What needs to be done
Scan the material below for the string "description", and copy every line where it shows up.

Dataset records:

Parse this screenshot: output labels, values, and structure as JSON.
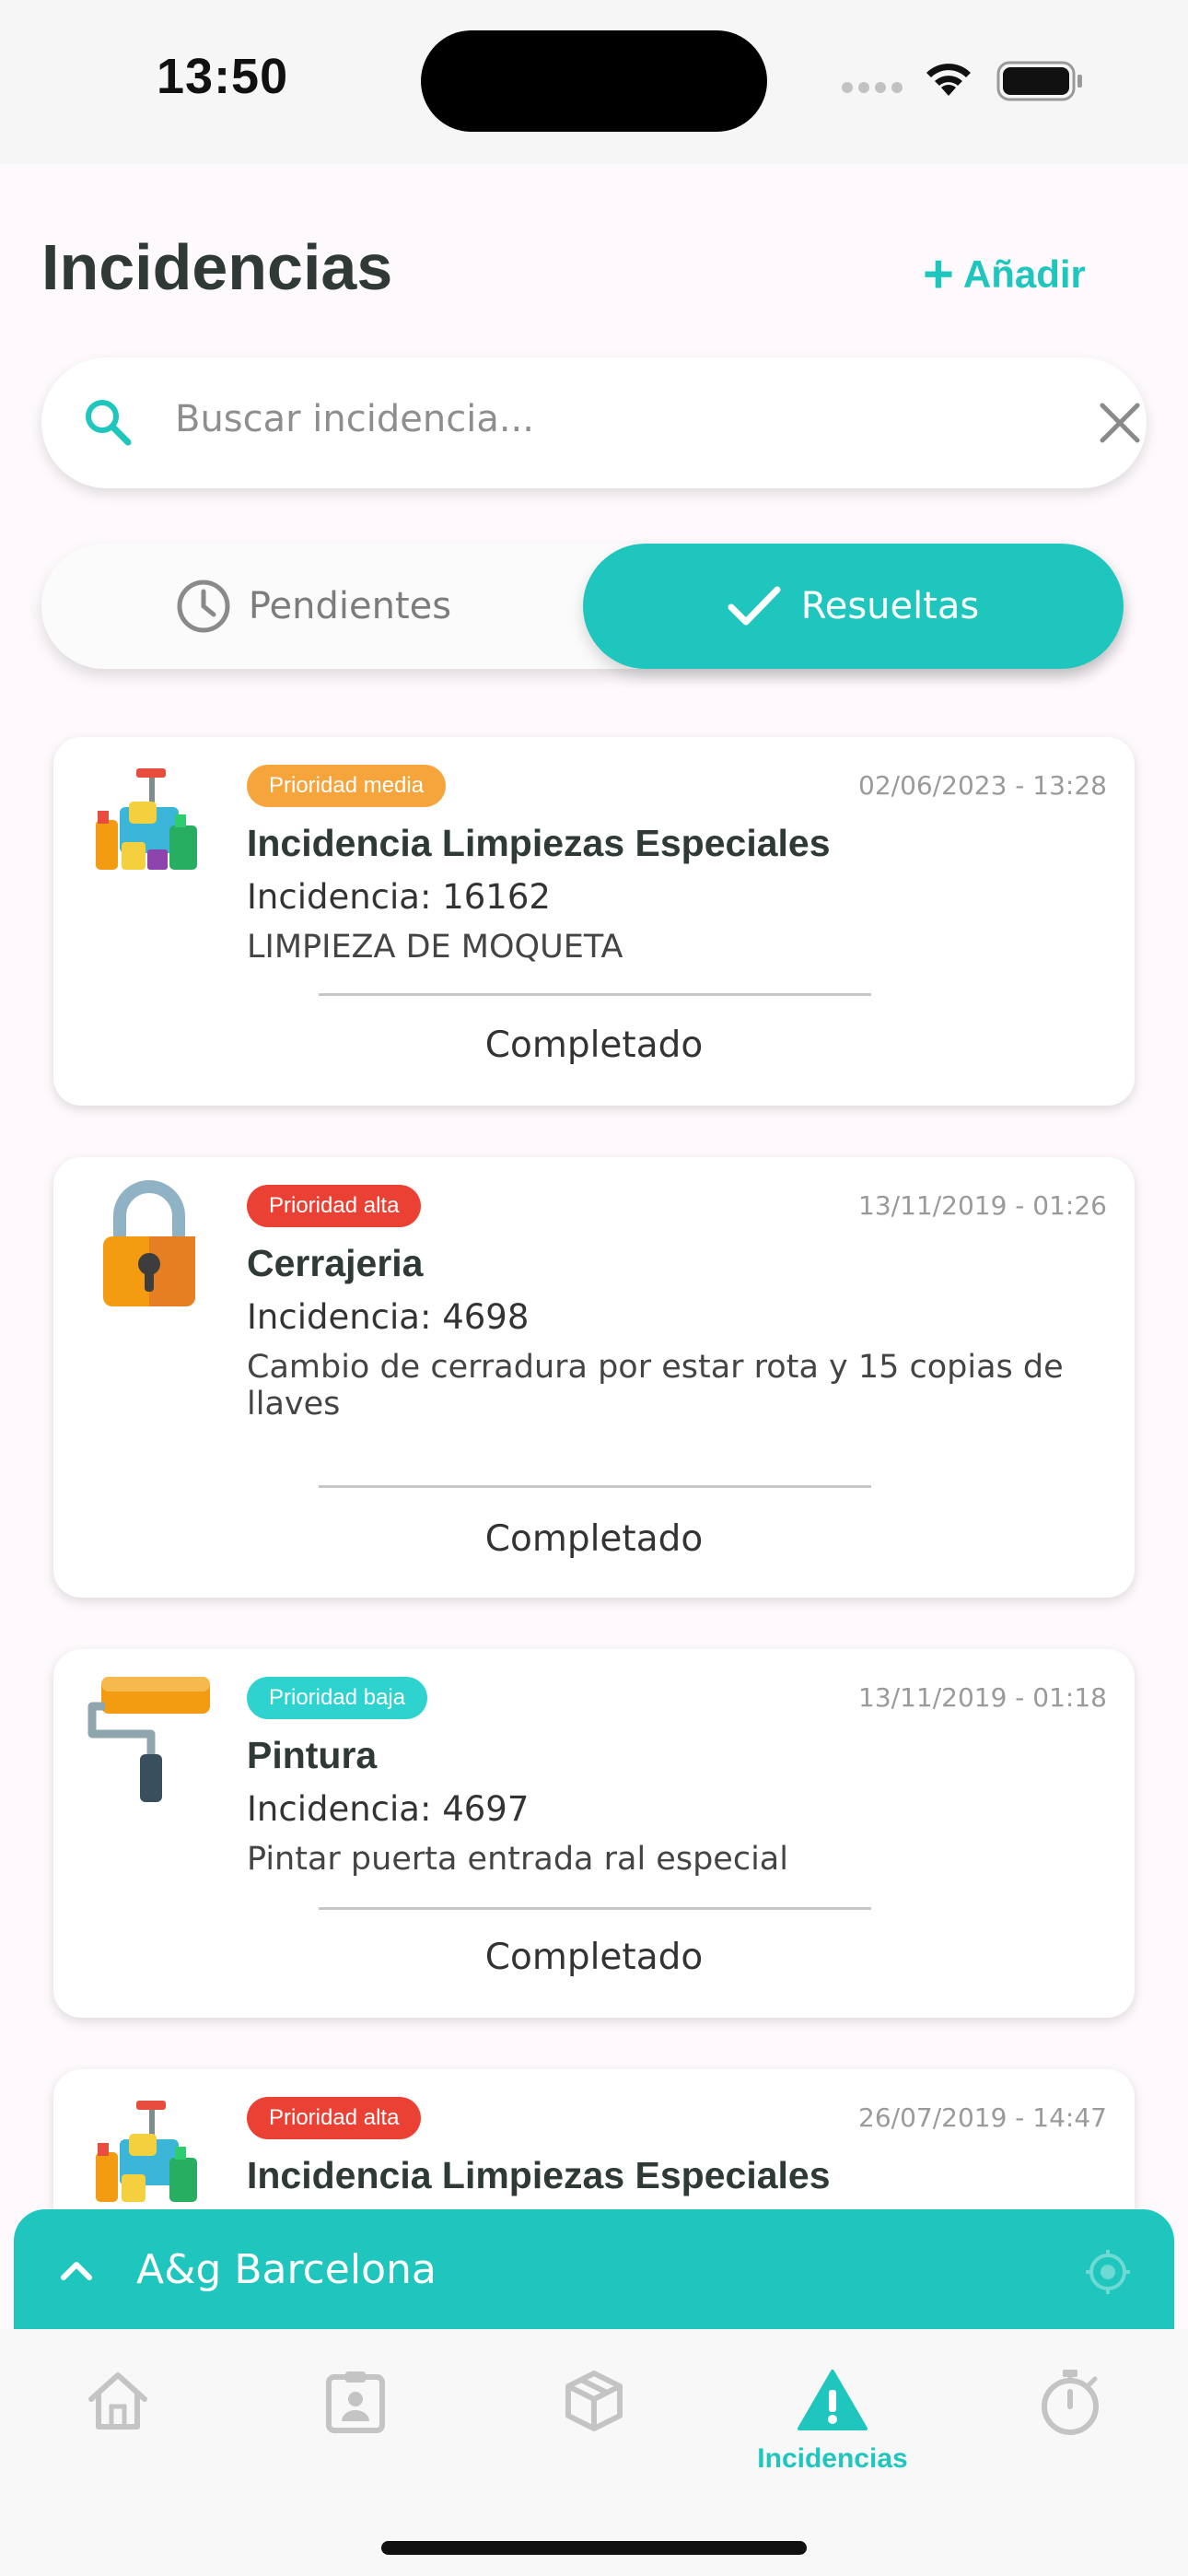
{
  "status_bar": {
    "time": "13:50"
  },
  "header": {
    "title": "Incidencias",
    "add_label": "Añadir"
  },
  "search": {
    "placeholder": "Buscar incidencia..."
  },
  "segments": {
    "pending": "Pendientes",
    "resolved": "Resueltas",
    "selected": "resolved"
  },
  "colors": {
    "accent": "#1fc6bd",
    "priority_media": "#f6a53c",
    "priority_alta": "#eb4034",
    "priority_baja": "#2ed3cf"
  },
  "incidents": [
    {
      "icon": "cleaning-supplies-icon",
      "priority": "Prioridad media",
      "date": "02/06/2023 - 13:28",
      "title": "Incidencia Limpiezas Especiales",
      "number": "Incidencia: 16162",
      "description": "LIMPIEZA DE MOQUETA",
      "status": "Completado"
    },
    {
      "icon": "padlock-icon",
      "priority": "Prioridad alta",
      "date": "13/11/2019 - 01:26",
      "title": "Cerrajeria",
      "number": "Incidencia: 4698",
      "description": "Cambio de cerradura por estar rota y 15 copias de llaves",
      "status": "Completado"
    },
    {
      "icon": "paint-roller-icon",
      "priority": "Prioridad baja",
      "date": "13/11/2019 - 01:18",
      "title": "Pintura",
      "number": "Incidencia: 4697",
      "description": "Pintar puerta entrada ral especial",
      "status": "Completado"
    },
    {
      "icon": "cleaning-supplies-icon",
      "priority": "Prioridad alta",
      "date": "26/07/2019 - 14:47",
      "title": "Incidencia Limpiezas Especiales"
    }
  ],
  "location": {
    "name": "A&g Barcelona"
  },
  "tabbar": {
    "active_label": "Incidencias"
  }
}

Exercise output
      "description": "LIMPIEZA DE MOQUETA",
      "description": "Cambio de cerradura por estar rota y 15 copias de llaves",
      "description": "Pintar puerta entrada ral especial",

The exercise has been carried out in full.